* _PROBLEM REQUIREMENTS_
Exactly as they appear, output all of the entries.

* _RECORDS FOR THE EXERCISE_
------------------------
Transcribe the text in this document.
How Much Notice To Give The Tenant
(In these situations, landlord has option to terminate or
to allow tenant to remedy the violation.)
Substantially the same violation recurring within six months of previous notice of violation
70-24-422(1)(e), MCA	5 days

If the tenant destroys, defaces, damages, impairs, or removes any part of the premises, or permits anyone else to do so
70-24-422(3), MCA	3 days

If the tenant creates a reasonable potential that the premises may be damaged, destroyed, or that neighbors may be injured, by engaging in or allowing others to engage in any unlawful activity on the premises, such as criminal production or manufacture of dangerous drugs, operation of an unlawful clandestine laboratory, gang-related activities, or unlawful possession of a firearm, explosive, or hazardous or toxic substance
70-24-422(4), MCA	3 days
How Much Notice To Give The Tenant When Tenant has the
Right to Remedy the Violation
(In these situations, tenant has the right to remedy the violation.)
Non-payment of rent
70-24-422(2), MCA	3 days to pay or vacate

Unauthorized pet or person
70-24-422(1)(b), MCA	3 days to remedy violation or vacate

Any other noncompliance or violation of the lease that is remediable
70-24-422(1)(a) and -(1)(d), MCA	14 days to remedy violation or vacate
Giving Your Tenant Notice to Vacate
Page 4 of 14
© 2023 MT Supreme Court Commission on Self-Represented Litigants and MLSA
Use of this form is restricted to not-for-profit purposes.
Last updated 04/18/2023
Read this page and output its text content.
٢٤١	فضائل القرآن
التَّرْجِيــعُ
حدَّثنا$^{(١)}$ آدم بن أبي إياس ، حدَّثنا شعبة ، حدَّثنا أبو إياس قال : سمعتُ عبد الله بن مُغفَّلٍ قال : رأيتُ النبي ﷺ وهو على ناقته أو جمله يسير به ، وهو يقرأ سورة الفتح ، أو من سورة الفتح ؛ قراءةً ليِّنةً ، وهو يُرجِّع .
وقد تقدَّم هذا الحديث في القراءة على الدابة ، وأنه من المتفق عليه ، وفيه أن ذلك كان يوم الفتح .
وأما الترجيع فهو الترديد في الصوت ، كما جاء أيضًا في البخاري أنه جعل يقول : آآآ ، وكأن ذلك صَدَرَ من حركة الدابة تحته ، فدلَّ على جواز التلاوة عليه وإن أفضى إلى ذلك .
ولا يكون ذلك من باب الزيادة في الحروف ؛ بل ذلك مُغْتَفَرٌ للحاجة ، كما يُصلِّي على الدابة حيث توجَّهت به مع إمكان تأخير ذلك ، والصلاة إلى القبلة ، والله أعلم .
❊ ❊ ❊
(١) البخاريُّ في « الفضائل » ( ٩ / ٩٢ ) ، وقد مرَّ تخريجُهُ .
------------------------
* _COMPLETE RESPONSE_
Transcribe the text in this document.
How Much Notice To Give The Tenant
(In these situations, landlord has option to terminate or
to allow tenant to remedy the violation.)
Substantially the same violation recurring within six months of previous notice of violation
70-24-422(1)(e), MCA	5 days

If the tenant destroys, defaces, damages, impairs, or removes any part of the premises, or permits anyone else to do so
70-24-422(3), MCA	3 days

If the tenant creates a reasonable potential that the premises may be damaged, destroyed, or that neighbors may be injured, by engaging in or allowing others to engage in any unlawful activity on the premises, such as criminal production or manufacture of dangerous drugs, operation of an unlawful clandestine laboratory, gang-related activities, or unlawful possession of a firearm, explosive, or hazardous or toxic substance
70-24-422(4), MCA	3 days
How Much Notice To Give The Tenant When Tenant has the
Right to Remedy the Violation
(In these situations, tenant has the right to remedy the violation.)
Non-payment of rent
70-24-422(2), MCA	3 days to pay or vacate

Unauthorized pet or person
70-24-422(1)(b), MCA	3 days to remedy violation or vacate

Any other noncompliance or violation of the lease that is remediable
70-24-422(1)(a) and -(1)(d), MCA	14 days to remedy violation or vacate
Giving Your Tenant Notice to Vacate
Page 4 of 14
© 2023 MT Supreme Court Commission on Self-Represented Litigants and MLSA
Use of this form is restricted to not-for-profit purposes.
Last updated 04/18/2023
Read this page and output its text content.
٢٤١	فضائل القرآن
التَّرْجِيــعُ
حدَّثنا$^{(١)}$ آدم بن أبي إياس ، حدَّثنا شعبة ، حدَّثنا أبو إياس قال : سمعتُ عبد الله بن مُغفَّلٍ قال : رأيتُ النبي ﷺ وهو على ناقته أو جمله يسير به ، وهو يقرأ سورة الفتح ، أو من سورة الفتح ؛ قراءةً ليِّنةً ، وهو يُرجِّع .
وقد تقدَّم هذا الحديث في القراءة على الدابة ، وأنه من المتفق عليه ، وفيه أن ذلك كان يوم الفتح .
وأما الترجيع فهو الترديد في الصوت ، كما جاء أيضًا في البخاري أنه جعل يقول : آآآ ، وكأن ذلك صَدَرَ من حركة الدابة تحته ، فدلَّ على جواز التلاوة عليه وإن أفضى إلى ذلك .
ولا يكون ذلك من باب الزيادة في الحروف ؛ بل ذلك مُغْتَفَرٌ للحاجة ، كما يُصلِّي على الدابة حيث توجَّهت به مع إمكان تأخير ذلك ، والصلاة إلى القبلة ، والله أعلم .
❊ ❊ ❊
(١) البخاريُّ في « الفضائل » ( ٩ / ٩٢ ) ، وقد مرَّ تخريجُهُ .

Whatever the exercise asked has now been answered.